- [Stated exercise]:
Filter this data down to the lines that hold "footer", and copy them.

○ ○ ○ ○ ○ ○ ○

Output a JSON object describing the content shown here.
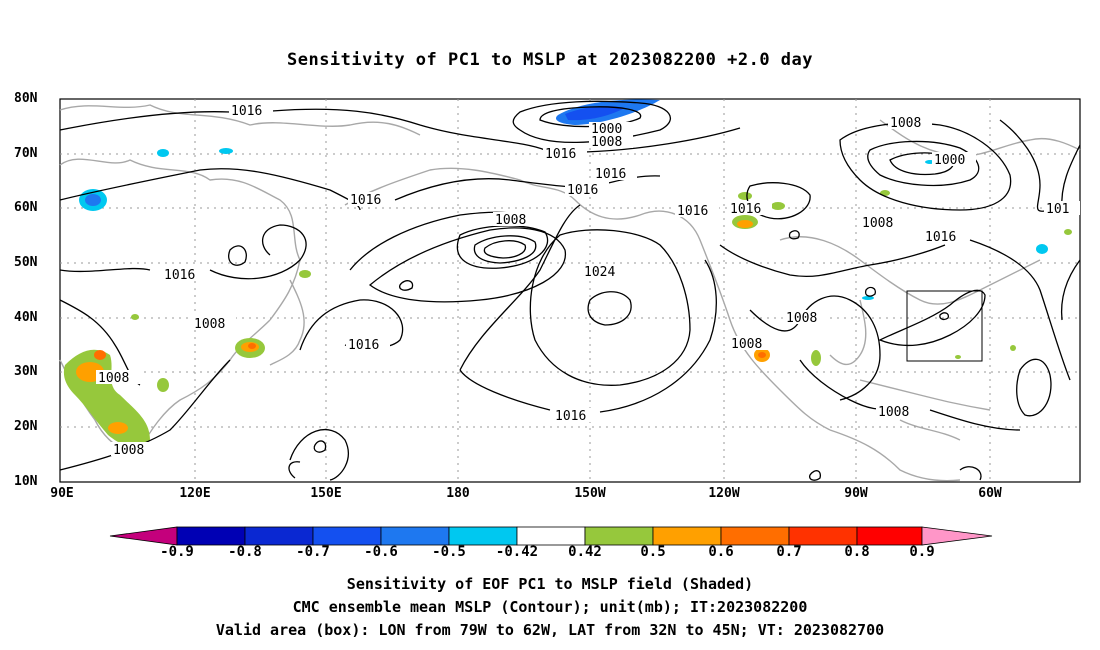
{
  "title": "Sensitivity of PC1 to MSLP at 2023082200 +2.0 day",
  "lat_labels": [
    "80N",
    "70N",
    "60N",
    "50N",
    "40N",
    "30N",
    "20N",
    "10N"
  ],
  "lon_labels": [
    "90E",
    "120E",
    "150E",
    "180",
    "150W",
    "120W",
    "90W",
    "60W"
  ],
  "contour_labels": [
    "1016",
    "1000",
    "1008",
    "1016",
    "1016",
    "1016",
    "1016",
    "1008",
    "1024",
    "1016",
    "1016",
    "1016",
    "1008",
    "1000",
    "1008",
    "1016",
    "101",
    "1016",
    "1008",
    "1008",
    "1008",
    "1016",
    "1008",
    "1008",
    "1008"
  ],
  "colorbar": {
    "labels": [
      "-0.9",
      "-0.8",
      "-0.7",
      "-0.6",
      "-0.5",
      "-0.42",
      "0.42",
      "0.5",
      "0.6",
      "0.7",
      "0.8",
      "0.9"
    ],
    "colors": [
      "#c4007c",
      "#0000b4",
      "#0a28d2",
      "#1450f0",
      "#1e78f0",
      "#00c8f0",
      "#ffffff",
      "#96c83c",
      "#ffa000",
      "#ff6e00",
      "#ff3200",
      "#ff0000",
      "#ff96c8"
    ]
  },
  "footer": {
    "line1": "Sensitivity of EOF PC1 to MSLP field (Shaded)",
    "line2": "CMC ensemble mean MSLP (Contour); unit(mb); IT:2023082200",
    "line3": "Valid area (box): LON from 79W to 62W, LAT from 32N to 45N; VT: 2023082700"
  }
}
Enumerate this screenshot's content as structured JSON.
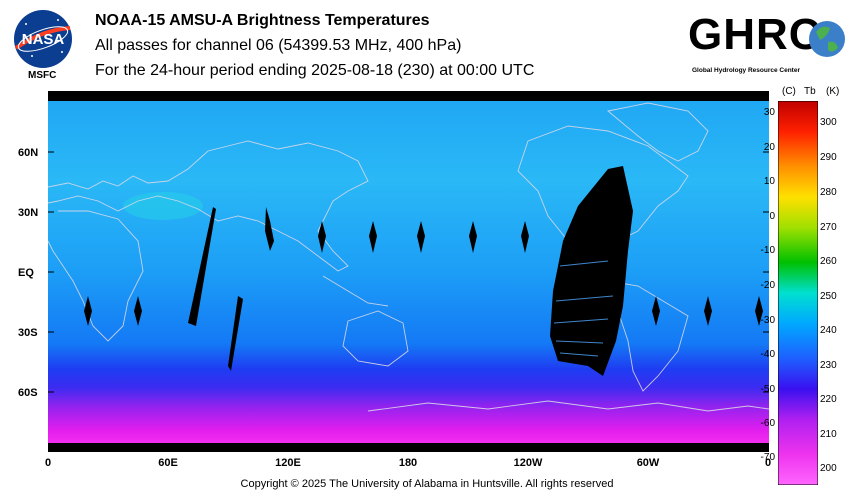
{
  "header": {
    "line1": "NOAA-15 AMSU-A Brightness Temperatures",
    "line2": "All passes for channel 06 (54399.53 MHz, 400 hPa)",
    "line3": "For the 24-hour period ending 2025-08-18 (230) at 00:00 UTC"
  },
  "logos": {
    "nasa": "NASA",
    "msfc": "MSFC",
    "ghrc": "GHRC",
    "ghrc_subtitle": "Global Hydrology Resource Center"
  },
  "map": {
    "lat_labels": [
      "60N",
      "30N",
      "EQ",
      "30S",
      "60S"
    ],
    "lon_labels": [
      "0",
      "60E",
      "120E",
      "180",
      "120W",
      "60W",
      "0"
    ]
  },
  "colorbar": {
    "unit_c": "(C)",
    "unit_tb": "Tb",
    "unit_k": "(K)",
    "celsius_ticks": [
      "30",
      "20",
      "10",
      "0",
      "-10",
      "-20",
      "-30",
      "-40",
      "-50",
      "-60",
      "-70"
    ],
    "kelvin_ticks": [
      "300",
      "290",
      "280",
      "270",
      "260",
      "250",
      "240",
      "230",
      "220",
      "210",
      "200"
    ],
    "colors": [
      "#ff66ff",
      "#cc33ff",
      "#8a2be2",
      "#0000ff",
      "#2060ff",
      "#00a0ff",
      "#00e0e0",
      "#00c000",
      "#e0e000",
      "#ff8000",
      "#ff0000",
      "#c00000"
    ]
  },
  "footer": {
    "copyright": "Copyright © 2025 The University of Alabama in Huntsville.  All rights reserved"
  }
}
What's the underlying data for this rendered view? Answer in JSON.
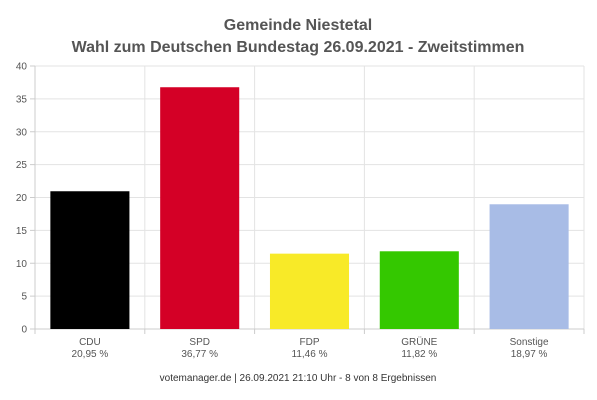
{
  "chart_data": {
    "type": "bar",
    "title": "Gemeinde Niestetal",
    "subtitle": "Wahl zum Deutschen Bundestag 26.09.2021  - Zweitstimmen",
    "categories": [
      "CDU",
      "SPD",
      "FDP",
      "GRÜNE",
      "Sonstige"
    ],
    "values": [
      20.95,
      36.77,
      11.46,
      11.82,
      18.97
    ],
    "value_labels": [
      "20,95 %",
      "36,77 %",
      "11,46 %",
      "11,82 %",
      "18,97 %"
    ],
    "colors": [
      "#000000",
      "#d40026",
      "#f8ea28",
      "#34c800",
      "#a8bce6"
    ],
    "ylim": [
      0,
      40
    ],
    "yticks": [
      0,
      5,
      10,
      15,
      20,
      25,
      30,
      35,
      40
    ],
    "grid": true,
    "legend": "none",
    "xlabel": "",
    "ylabel": ""
  },
  "footer": "votemanager.de | 26.09.2021 21:10 Uhr - 8 von 8 Ergebnissen"
}
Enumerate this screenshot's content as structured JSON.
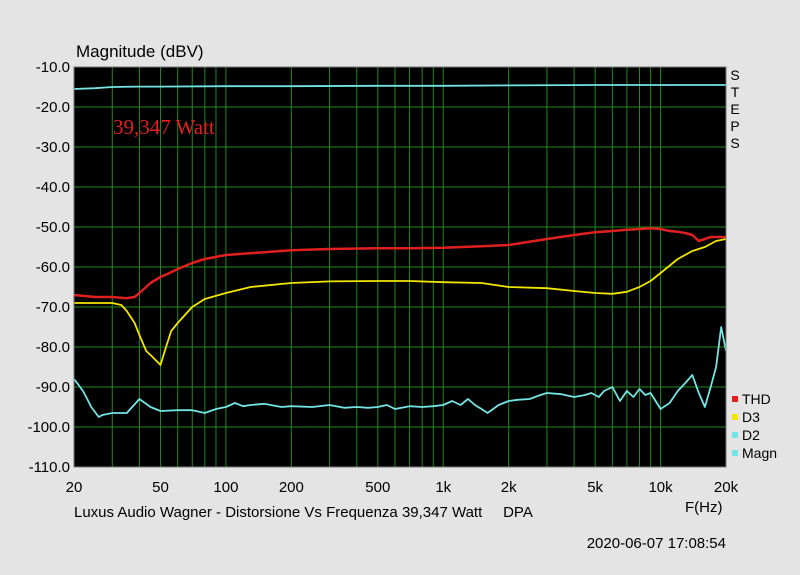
{
  "chart_data": {
    "type": "line",
    "title": "Magnitude (dBV)",
    "xlabel": "F(Hz)",
    "xscale": "log",
    "xlim": [
      20,
      20000
    ],
    "ylim": [
      -110,
      -10
    ],
    "y_ticks": [
      -10,
      -20,
      -30,
      -40,
      -50,
      -60,
      -70,
      -80,
      -90,
      -100,
      -110
    ],
    "y_tick_labels": [
      "-10.0",
      "-20.0",
      "-30.0",
      "-40.0",
      "-50.0",
      "-60.0",
      "-70.0",
      "-80.0",
      "-90.0",
      "-100.0",
      "-110.0"
    ],
    "x_ticks": [
      20,
      50,
      100,
      200,
      500,
      1000,
      2000,
      5000,
      10000,
      20000
    ],
    "x_tick_labels": [
      "20",
      "50",
      "100",
      "200",
      "500",
      "1k",
      "2k",
      "5k",
      "10k",
      "20k"
    ],
    "grid": true,
    "background": "#000000",
    "grid_color": "#1f8a1f",
    "legend_position": "right-bottom",
    "annotation": "39,347 Watt",
    "annotation_color": "#e0201f",
    "side_label": "STEPS",
    "footer": "Luxus Audio Wagner - Distorsione Vs Frequenza 39,347 Watt     DPA",
    "timestamp": "2020-06-07 17:08:54",
    "series": [
      {
        "name": "THD",
        "color": "#e0201f",
        "x": [
          20,
          25,
          30,
          35,
          38,
          40,
          45,
          50,
          55,
          60,
          70,
          80,
          100,
          150,
          200,
          300,
          500,
          700,
          1000,
          1500,
          2000,
          3000,
          4000,
          5000,
          6000,
          7000,
          8000,
          9000,
          10000,
          11000,
          12000,
          13000,
          14000,
          15000,
          16000,
          17000,
          18000,
          20000
        ],
        "values": [
          -67.0,
          -67.5,
          -67.5,
          -67.8,
          -67.5,
          -66.5,
          -64.0,
          -62.5,
          -61.5,
          -60.5,
          -59.0,
          -58.0,
          -57.0,
          -56.3,
          -55.8,
          -55.5,
          -55.3,
          -55.3,
          -55.2,
          -54.8,
          -54.5,
          -53.0,
          -52.0,
          -51.3,
          -51.0,
          -50.7,
          -50.5,
          -50.3,
          -50.5,
          -51.0,
          -51.2,
          -51.5,
          -52.0,
          -53.5,
          -53.0,
          -52.5,
          -52.5,
          -52.5
        ]
      },
      {
        "name": "D3",
        "color": "#f2e600",
        "x": [
          20,
          25,
          30,
          33,
          35,
          38,
          40,
          43,
          46,
          50,
          53,
          56,
          60,
          70,
          80,
          100,
          130,
          200,
          300,
          500,
          700,
          1000,
          1500,
          2000,
          3000,
          4000,
          5000,
          6000,
          7000,
          8000,
          9000,
          10000,
          12000,
          14000,
          16000,
          18000,
          20000
        ],
        "values": [
          -69.0,
          -69.0,
          -69.0,
          -69.5,
          -71.0,
          -74.0,
          -77.0,
          -81.0,
          -82.5,
          -84.5,
          -80.0,
          -76.0,
          -74.0,
          -70.0,
          -68.0,
          -66.5,
          -65.0,
          -64.0,
          -63.6,
          -63.5,
          -63.5,
          -63.8,
          -64.0,
          -65.0,
          -65.3,
          -66.0,
          -66.5,
          -66.7,
          -66.2,
          -65.0,
          -63.5,
          -61.5,
          -58.0,
          -56.0,
          -55.0,
          -53.5,
          -53.0
        ]
      },
      {
        "name": "D2",
        "color": "#74e4e4",
        "x": [
          20,
          21,
          22,
          23,
          24,
          26,
          27,
          30,
          32,
          35,
          40,
          45,
          50,
          60,
          70,
          80,
          90,
          100,
          110,
          120,
          130,
          150,
          180,
          200,
          250,
          300,
          350,
          400,
          450,
          500,
          550,
          600,
          700,
          800,
          900,
          1000,
          1100,
          1200,
          1300,
          1400,
          1500,
          1600,
          1800,
          2000,
          2200,
          2500,
          2800,
          3000,
          3500,
          4000,
          4500,
          4800,
          5200,
          5500,
          6000,
          6500,
          7000,
          7500,
          8000,
          8500,
          9000,
          10000,
          11000,
          12000,
          13000,
          14000,
          15000,
          16000,
          17000,
          18000,
          19000,
          20000
        ],
        "values": [
          -88.0,
          -89.5,
          -91.0,
          -93.0,
          -95.0,
          -97.5,
          -97.0,
          -96.5,
          -96.5,
          -96.5,
          -93.0,
          -95.0,
          -96.0,
          -95.8,
          -95.8,
          -96.5,
          -95.5,
          -95.0,
          -94.0,
          -94.8,
          -94.5,
          -94.2,
          -95.0,
          -94.8,
          -95.0,
          -94.5,
          -95.2,
          -95.0,
          -95.2,
          -95.0,
          -94.5,
          -95.5,
          -94.8,
          -95.0,
          -94.8,
          -94.5,
          -93.5,
          -94.5,
          -93.0,
          -94.5,
          -95.5,
          -96.5,
          -94.5,
          -93.5,
          -93.2,
          -93.0,
          -92.0,
          -91.5,
          -91.8,
          -92.5,
          -92.0,
          -91.5,
          -92.5,
          -91.0,
          -90.0,
          -93.5,
          -91.0,
          -92.5,
          -90.5,
          -92.0,
          -91.5,
          -95.5,
          -94.0,
          -91.0,
          -89.0,
          -87.0,
          -91.5,
          -95.0,
          -90.0,
          -85.0,
          -75.0,
          -81.0
        ]
      },
      {
        "name": "Magn",
        "color": "#74e4e4",
        "x": [
          20,
          25,
          30,
          40,
          50,
          100,
          200,
          500,
          1000,
          2000,
          5000,
          10000,
          20000
        ],
        "values": [
          -15.5,
          -15.3,
          -15.0,
          -14.9,
          -14.9,
          -14.8,
          -14.8,
          -14.7,
          -14.7,
          -14.6,
          -14.5,
          -14.5,
          -14.5
        ]
      }
    ]
  }
}
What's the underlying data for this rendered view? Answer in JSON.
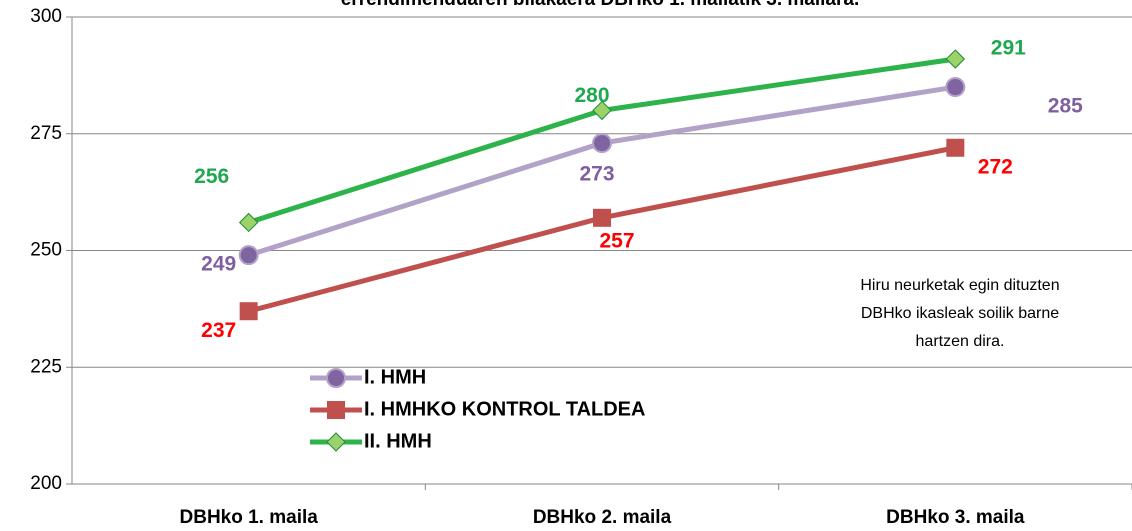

○ ○ ○ ○ ○ ○ ○

- [Exercise response]:
  "footer": {
  "footer": {
  "footer": "votemanager.de | 26.09.2021 21:10 Uhr - 8 von 8 Ergebnissen"
    "footer": "Luxus Audio Wagner - Distorsione Vs Frequenza 39,347 Watt     DPA",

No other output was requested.